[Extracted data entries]
↓↓↓

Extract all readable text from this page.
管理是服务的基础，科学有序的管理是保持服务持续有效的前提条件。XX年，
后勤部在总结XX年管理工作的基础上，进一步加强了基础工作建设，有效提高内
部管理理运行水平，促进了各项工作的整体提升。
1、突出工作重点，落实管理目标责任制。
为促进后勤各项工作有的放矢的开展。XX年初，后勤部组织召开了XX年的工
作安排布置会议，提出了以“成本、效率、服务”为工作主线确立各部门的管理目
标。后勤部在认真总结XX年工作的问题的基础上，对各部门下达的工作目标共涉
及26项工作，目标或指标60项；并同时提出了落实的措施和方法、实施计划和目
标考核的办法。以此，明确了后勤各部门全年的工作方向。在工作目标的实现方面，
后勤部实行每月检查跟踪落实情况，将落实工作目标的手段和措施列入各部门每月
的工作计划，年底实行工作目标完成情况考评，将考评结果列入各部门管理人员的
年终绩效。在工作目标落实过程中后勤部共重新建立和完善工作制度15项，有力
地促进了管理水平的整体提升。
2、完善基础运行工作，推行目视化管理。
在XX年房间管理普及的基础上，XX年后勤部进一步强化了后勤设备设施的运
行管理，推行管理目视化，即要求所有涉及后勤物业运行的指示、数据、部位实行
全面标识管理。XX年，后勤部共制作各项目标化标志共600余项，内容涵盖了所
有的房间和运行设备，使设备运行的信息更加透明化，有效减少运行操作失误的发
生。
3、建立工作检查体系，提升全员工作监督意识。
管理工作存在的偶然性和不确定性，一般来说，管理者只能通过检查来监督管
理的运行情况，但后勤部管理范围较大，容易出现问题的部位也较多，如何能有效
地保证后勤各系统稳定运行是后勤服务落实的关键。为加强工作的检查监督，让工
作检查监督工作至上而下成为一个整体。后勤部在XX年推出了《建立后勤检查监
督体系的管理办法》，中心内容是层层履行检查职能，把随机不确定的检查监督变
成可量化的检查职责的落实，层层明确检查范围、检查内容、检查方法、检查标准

↑↑↑

- WHAT IS EXPECTED -
Give all the entries again exactly; leave none out.

- THE OUTPUT -
Extract all readable text from this page.
管理是服务的基础，科学有序的管理是保持服务持续有效的前提条件。XX年，
后勤部在总结XX年管理工作的基础上，进一步加强了基础工作建设，有效提高内
部管理理运行水平，促进了各项工作的整体提升。
1、突出工作重点，落实管理目标责任制。
为促进后勤各项工作有的放矢的开展。XX年初，后勤部组织召开了XX年的工
作安排布置会议，提出了以“成本、效率、服务”为工作主线确立各部门的管理目
标。后勤部在认真总结XX年工作的问题的基础上，对各部门下达的工作目标共涉
及26项工作，目标或指标60项；并同时提出了落实的措施和方法、实施计划和目
标考核的办法。以此，明确了后勤各部门全年的工作方向。在工作目标的实现方面，
后勤部实行每月检查跟踪落实情况，将落实工作目标的手段和措施列入各部门每月
的工作计划，年底实行工作目标完成情况考评，将考评结果列入各部门管理人员的
年终绩效。在工作目标落实过程中后勤部共重新建立和完善工作制度15项，有力
地促进了管理水平的整体提升。
2、完善基础运行工作，推行目视化管理。
在XX年房间管理普及的基础上，XX年后勤部进一步强化了后勤设备设施的运
行管理，推行管理目视化，即要求所有涉及后勤物业运行的指示、数据、部位实行
全面标识管理。XX年，后勤部共制作各项目标化标志共600余项，内容涵盖了所
有的房间和运行设备，使设备运行的信息更加透明化，有效减少运行操作失误的发
生。
3、建立工作检查体系，提升全员工作监督意识。
管理工作存在的偶然性和不确定性，一般来说，管理者只能通过检查来监督管
理的运行情况，但后勤部管理范围较大，容易出现问题的部位也较多，如何能有效
地保证后勤各系统稳定运行是后勤服务落实的关键。为加强工作的检查监督，让工
作检查监督工作至上而下成为一个整体。后勤部在XX年推出了《建立后勤检查监
督体系的管理办法》，中心内容是层层履行检查职能，把随机不确定的检查监督变
成可量化的检查职责的落实，层层明确检查范围、检查内容、检查方法、检查标准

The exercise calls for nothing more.